:: Task brief ::
Where a line of the material contains the string "this", copy that line.

:: Information provided ::
-- START --
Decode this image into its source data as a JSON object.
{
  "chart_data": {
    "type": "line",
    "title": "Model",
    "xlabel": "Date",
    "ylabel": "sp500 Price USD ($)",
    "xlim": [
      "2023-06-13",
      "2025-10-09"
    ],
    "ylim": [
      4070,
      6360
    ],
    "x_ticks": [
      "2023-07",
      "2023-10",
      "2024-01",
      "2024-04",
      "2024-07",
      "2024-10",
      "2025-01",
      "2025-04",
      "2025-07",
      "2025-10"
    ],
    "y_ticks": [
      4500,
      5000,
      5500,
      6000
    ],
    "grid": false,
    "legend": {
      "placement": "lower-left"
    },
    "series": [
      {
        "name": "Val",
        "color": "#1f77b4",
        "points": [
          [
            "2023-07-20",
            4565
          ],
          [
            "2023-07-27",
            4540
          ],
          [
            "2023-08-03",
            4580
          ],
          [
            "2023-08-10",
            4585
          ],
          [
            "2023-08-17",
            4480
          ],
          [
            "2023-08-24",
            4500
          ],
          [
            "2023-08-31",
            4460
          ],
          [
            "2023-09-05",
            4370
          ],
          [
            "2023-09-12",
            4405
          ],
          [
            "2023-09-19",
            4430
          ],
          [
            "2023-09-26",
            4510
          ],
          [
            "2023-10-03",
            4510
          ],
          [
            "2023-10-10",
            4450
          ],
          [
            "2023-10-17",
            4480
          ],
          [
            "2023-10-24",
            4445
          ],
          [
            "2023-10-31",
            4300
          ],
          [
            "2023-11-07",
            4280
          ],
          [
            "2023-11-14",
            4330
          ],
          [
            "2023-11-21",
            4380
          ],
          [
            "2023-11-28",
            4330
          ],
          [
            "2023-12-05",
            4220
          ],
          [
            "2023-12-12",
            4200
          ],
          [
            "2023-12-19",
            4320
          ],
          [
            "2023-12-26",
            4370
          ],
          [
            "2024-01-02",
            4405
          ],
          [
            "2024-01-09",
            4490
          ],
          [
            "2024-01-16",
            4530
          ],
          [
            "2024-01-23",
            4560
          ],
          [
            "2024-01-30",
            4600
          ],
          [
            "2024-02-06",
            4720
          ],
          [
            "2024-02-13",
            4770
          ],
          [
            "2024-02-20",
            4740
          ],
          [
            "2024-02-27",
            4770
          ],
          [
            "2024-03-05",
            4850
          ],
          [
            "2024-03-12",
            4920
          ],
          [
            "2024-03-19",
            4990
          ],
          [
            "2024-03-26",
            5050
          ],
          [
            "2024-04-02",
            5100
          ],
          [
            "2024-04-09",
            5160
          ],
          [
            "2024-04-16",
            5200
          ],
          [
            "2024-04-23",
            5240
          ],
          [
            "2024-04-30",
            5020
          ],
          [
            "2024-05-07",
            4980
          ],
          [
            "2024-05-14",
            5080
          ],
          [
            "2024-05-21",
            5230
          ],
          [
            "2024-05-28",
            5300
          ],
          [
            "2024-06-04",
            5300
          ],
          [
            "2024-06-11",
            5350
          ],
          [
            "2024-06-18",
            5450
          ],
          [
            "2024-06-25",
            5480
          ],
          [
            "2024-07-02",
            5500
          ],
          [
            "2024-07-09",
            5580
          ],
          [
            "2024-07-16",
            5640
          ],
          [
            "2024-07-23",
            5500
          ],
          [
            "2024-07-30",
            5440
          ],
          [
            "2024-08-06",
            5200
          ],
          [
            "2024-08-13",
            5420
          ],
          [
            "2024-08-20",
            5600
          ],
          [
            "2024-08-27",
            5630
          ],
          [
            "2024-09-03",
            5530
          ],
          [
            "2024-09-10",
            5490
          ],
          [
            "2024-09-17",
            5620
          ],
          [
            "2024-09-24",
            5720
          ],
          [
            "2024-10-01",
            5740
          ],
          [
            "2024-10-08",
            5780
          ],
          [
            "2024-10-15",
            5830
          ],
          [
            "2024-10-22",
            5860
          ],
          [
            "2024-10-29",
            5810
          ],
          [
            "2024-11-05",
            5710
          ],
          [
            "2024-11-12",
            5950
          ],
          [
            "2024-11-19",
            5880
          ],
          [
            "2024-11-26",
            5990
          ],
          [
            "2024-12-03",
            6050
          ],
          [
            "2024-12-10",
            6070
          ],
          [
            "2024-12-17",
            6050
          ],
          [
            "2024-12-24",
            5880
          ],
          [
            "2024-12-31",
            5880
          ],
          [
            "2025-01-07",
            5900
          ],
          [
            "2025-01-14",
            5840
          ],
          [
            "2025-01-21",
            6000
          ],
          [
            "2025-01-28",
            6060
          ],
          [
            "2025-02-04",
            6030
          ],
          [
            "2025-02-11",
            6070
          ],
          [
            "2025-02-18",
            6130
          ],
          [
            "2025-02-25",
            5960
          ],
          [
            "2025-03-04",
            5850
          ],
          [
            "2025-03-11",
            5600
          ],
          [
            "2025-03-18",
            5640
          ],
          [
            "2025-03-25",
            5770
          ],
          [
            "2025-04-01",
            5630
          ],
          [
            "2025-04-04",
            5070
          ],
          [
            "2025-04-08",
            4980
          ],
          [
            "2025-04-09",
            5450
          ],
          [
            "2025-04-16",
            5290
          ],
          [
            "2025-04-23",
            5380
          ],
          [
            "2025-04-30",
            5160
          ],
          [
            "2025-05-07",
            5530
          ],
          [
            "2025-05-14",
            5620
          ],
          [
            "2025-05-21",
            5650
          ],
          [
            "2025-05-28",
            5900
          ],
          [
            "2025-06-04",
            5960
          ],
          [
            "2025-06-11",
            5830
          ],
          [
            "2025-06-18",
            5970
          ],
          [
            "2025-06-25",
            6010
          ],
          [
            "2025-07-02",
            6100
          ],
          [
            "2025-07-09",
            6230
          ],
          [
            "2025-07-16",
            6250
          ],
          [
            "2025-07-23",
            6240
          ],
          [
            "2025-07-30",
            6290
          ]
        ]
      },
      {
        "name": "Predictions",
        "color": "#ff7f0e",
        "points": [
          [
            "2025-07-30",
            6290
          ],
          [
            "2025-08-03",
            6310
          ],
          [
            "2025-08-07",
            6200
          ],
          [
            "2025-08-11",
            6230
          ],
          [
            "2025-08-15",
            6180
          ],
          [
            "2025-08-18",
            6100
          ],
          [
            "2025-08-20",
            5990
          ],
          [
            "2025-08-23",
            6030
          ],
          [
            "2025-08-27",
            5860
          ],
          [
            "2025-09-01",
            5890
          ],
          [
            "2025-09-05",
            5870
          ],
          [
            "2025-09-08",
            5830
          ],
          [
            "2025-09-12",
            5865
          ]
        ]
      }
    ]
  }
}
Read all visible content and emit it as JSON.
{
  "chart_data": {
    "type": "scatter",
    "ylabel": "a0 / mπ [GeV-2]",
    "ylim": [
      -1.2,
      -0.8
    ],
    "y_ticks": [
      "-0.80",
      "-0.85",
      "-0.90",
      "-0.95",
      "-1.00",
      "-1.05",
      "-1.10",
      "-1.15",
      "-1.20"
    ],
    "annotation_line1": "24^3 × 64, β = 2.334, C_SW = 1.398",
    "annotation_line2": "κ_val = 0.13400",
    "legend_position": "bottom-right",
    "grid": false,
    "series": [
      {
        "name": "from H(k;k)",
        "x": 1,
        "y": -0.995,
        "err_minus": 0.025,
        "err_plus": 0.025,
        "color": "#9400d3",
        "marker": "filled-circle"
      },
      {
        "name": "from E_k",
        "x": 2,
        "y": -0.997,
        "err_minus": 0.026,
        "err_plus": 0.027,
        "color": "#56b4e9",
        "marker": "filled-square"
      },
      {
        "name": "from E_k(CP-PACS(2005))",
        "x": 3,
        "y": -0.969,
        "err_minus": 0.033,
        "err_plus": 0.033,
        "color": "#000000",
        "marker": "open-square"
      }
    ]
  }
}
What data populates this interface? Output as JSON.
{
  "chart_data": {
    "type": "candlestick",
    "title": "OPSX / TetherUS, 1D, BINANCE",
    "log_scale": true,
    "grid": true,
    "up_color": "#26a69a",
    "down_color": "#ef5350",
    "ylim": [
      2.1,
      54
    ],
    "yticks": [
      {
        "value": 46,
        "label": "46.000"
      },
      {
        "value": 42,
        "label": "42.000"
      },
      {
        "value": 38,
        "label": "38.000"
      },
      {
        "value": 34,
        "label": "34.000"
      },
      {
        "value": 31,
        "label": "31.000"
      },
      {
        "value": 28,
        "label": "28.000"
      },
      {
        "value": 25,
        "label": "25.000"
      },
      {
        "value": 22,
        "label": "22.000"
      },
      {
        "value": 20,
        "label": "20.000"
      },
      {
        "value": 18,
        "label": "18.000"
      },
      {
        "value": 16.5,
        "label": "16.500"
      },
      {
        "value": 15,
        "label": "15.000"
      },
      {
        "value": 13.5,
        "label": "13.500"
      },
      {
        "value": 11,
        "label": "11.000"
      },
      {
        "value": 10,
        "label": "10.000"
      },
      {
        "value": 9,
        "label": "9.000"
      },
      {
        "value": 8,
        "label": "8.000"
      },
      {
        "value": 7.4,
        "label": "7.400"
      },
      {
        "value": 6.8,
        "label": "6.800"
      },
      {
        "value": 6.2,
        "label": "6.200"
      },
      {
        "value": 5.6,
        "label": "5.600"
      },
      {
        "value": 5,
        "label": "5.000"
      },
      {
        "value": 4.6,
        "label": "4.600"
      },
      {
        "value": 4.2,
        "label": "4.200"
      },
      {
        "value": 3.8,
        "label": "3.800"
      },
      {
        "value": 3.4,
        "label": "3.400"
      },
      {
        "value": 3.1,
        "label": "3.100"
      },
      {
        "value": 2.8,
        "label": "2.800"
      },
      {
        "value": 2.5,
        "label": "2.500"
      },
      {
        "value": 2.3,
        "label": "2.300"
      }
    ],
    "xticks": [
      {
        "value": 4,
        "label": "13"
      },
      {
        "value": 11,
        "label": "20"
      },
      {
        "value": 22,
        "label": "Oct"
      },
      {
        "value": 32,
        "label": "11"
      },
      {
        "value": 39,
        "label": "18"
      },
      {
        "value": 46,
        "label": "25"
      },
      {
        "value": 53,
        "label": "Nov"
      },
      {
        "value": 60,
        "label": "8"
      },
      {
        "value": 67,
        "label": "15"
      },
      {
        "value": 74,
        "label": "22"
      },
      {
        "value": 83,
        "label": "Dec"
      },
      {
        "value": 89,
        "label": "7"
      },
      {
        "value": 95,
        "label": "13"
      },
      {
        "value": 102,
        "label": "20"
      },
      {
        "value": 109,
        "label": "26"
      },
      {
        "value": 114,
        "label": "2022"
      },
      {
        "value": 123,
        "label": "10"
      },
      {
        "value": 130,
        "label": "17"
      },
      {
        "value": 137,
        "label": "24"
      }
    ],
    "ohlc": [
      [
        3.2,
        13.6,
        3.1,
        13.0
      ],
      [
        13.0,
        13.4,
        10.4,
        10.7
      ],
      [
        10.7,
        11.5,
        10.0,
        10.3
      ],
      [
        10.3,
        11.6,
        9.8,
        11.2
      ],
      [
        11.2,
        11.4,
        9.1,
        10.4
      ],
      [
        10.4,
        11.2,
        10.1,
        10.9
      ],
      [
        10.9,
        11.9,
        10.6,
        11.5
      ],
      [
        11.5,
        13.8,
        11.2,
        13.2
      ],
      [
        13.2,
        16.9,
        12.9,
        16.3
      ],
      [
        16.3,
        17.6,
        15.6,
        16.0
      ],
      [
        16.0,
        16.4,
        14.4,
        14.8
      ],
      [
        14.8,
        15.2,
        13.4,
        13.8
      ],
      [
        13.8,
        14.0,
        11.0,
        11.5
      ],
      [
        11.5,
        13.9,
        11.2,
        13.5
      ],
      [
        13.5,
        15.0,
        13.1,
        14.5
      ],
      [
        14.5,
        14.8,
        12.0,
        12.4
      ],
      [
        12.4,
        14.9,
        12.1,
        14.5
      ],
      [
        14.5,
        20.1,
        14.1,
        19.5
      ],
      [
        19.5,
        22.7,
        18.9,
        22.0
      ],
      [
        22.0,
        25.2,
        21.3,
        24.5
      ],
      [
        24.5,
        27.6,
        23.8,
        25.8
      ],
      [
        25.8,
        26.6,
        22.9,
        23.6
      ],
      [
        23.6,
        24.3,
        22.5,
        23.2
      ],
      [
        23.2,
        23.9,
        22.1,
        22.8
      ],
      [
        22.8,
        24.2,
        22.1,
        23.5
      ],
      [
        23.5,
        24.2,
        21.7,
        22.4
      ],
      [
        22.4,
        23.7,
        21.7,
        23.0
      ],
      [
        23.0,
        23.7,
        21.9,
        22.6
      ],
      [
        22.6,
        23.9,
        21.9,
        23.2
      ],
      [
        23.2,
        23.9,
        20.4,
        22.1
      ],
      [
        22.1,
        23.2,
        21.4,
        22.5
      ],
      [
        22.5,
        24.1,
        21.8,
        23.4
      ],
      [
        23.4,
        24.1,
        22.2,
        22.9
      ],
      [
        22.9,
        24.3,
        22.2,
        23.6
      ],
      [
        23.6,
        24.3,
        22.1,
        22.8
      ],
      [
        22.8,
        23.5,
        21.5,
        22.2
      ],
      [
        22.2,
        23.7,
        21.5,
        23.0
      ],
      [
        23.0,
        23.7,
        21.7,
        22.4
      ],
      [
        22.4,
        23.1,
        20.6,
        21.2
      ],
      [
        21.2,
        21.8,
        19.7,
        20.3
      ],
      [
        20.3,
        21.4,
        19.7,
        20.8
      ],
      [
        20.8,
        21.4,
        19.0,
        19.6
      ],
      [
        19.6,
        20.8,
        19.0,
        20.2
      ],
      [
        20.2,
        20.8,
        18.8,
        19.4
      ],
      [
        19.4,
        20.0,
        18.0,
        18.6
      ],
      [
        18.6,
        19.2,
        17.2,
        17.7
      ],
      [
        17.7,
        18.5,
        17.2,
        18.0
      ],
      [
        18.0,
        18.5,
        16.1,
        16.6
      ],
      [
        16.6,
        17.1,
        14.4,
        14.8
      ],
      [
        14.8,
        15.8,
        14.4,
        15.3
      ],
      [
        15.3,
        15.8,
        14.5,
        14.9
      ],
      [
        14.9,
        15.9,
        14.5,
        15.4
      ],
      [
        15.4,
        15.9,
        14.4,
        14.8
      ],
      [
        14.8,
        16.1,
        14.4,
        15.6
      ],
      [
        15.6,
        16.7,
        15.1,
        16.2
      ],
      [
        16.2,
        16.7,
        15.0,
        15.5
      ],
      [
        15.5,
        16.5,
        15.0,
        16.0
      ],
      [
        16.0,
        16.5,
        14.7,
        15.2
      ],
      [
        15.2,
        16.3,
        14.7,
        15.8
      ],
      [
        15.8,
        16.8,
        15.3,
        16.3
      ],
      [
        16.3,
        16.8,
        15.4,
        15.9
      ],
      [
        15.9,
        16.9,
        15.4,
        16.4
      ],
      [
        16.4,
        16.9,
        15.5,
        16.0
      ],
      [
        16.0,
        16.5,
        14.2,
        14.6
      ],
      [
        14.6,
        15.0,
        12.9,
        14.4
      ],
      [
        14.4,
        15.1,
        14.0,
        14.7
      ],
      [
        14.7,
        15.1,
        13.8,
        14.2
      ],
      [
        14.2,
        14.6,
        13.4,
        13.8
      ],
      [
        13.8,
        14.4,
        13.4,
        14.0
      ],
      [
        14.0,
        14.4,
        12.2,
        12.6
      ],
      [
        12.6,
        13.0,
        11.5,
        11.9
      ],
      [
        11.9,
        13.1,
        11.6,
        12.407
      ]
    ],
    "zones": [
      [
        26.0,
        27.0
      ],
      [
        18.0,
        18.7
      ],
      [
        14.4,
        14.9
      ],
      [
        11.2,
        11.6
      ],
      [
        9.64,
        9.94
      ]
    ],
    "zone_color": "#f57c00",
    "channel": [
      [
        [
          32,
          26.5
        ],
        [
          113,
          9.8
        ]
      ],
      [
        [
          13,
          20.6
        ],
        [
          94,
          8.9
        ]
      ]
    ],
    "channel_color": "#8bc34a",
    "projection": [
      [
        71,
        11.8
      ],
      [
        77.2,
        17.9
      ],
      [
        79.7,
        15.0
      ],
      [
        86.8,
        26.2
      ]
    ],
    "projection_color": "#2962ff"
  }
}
-- END --
:: Solution to the problem ::
Decode this image into its source data as a JSON object.
What data populates this interface? Output as JSON.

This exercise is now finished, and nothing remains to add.